◆ DATA RECORDS
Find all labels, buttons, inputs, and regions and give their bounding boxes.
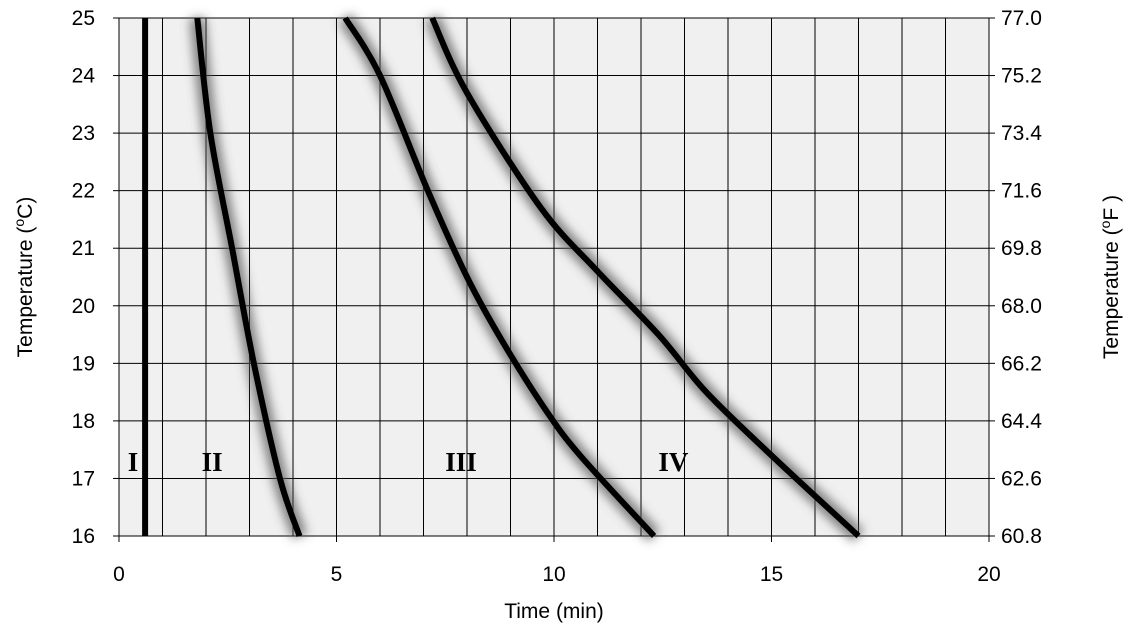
curve-label-III: III [445,447,477,477]
x-tick-label: 5 [331,563,343,586]
y-tick-label-right: 71.6 [1001,180,1042,203]
y-tick-label-right: 64.4 [1001,410,1042,433]
tick-labels: 16 17 18 19 20 21 22 23 24 25 60.8 62.6 64.4 66.2 68.0… [72,7,1043,586]
y-tick-label-left: 19 [72,352,95,375]
y-tick-label-right: 68.0 [1001,295,1042,318]
x-tick-label: 10 [542,563,565,586]
y-tick-label-left: 16 [72,525,95,548]
y-tick-label-left: 18 [72,410,95,433]
y-tick-label-right: 73.4 [1001,122,1042,145]
y-tick-label-left: 22 [72,180,95,203]
y-tick-label-left: 24 [72,65,96,88]
y-axis-title-left: Temperature (oC) [11,197,37,358]
y-tick-label-right: 62.6 [1001,467,1042,490]
curve-IV [429,16,861,539]
y-tick-label-left: 17 [72,467,95,490]
x-tick-label: 20 [977,563,1000,586]
y-tick-label-right: 75.2 [1001,65,1042,88]
y-tick-label-left: 23 [72,122,95,145]
y-axis-title-right: Temperature (oF ) [1097,195,1123,359]
y-tick-label-right: 77.0 [1001,7,1042,30]
curve-III [342,16,657,539]
y-tick-label-right: 66.2 [1001,352,1042,375]
y-tick-label-left: 25 [72,7,95,30]
curve-label-II: II [202,447,223,477]
y-tick-label-right: 60.8 [1001,525,1042,548]
x-tick-label: 15 [760,563,783,586]
curve-label-IV: IV [658,447,689,477]
x-tick-label: 0 [113,563,125,586]
y-tick-label-left: 20 [72,295,95,318]
y-tick-label-left: 21 [72,237,95,260]
curve-II [194,17,303,537]
curve-labels: I II III IV [128,447,689,477]
curves [142,13,864,542]
y-tick-label-right: 69.8 [1001,237,1042,260]
x-axis-title: Time (min) [504,600,604,623]
curve-label-I: I [128,447,139,477]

◆ SET EXERCISE
Retype all of the lines above verbatim, leaving out the picture.

◆ FINAL ANSWER
Find all labels, buttons, inputs, and regions and give their bounding boxes.
curve-label-III: III [445,447,477,477]
x-tick-label: 5 [331,563,343,586]
y-tick-label-right: 71.6 [1001,180,1042,203]
y-tick-label-right: 64.4 [1001,410,1042,433]
tick-labels: 16 17 18 19 20 21 22 23 24 25 60.8 62.6 64.4 66.2 68.0… [72,7,1043,586]
y-tick-label-left: 19 [72,352,95,375]
y-tick-label-right: 68.0 [1001,295,1042,318]
x-tick-label: 10 [542,563,565,586]
y-tick-label-left: 16 [72,525,95,548]
y-tick-label-left: 18 [72,410,95,433]
y-tick-label-right: 73.4 [1001,122,1042,145]
y-tick-label-left: 22 [72,180,95,203]
y-tick-label-left: 24 [72,65,96,88]
y-axis-title-left: Temperature (oC) [11,197,37,358]
y-tick-label-right: 62.6 [1001,467,1042,490]
curve-IV [429,16,861,539]
y-tick-label-left: 17 [72,467,95,490]
x-tick-label: 20 [977,563,1000,586]
y-tick-label-right: 75.2 [1001,65,1042,88]
y-tick-label-left: 23 [72,122,95,145]
y-axis-title-right: Temperature (oF ) [1097,195,1123,359]
y-tick-label-right: 77.0 [1001,7,1042,30]
curve-III [342,16,657,539]
y-tick-label-right: 66.2 [1001,352,1042,375]
y-tick-label-left: 25 [72,7,95,30]
curve-label-II: II [202,447,223,477]
y-tick-label-right: 60.8 [1001,525,1042,548]
x-tick-label: 15 [760,563,783,586]
curve-label-IV: IV [658,447,689,477]
x-tick-label: 0 [113,563,125,586]
y-tick-label-left: 20 [72,295,95,318]
y-tick-label-left: 21 [72,237,95,260]
curve-II [194,17,303,537]
curve-labels: I II III IV [128,447,689,477]
curves [142,13,864,542]
y-tick-label-right: 69.8 [1001,237,1042,260]
x-axis-title: Time (min) [504,600,604,623]
curve-label-I: I [128,447,139,477]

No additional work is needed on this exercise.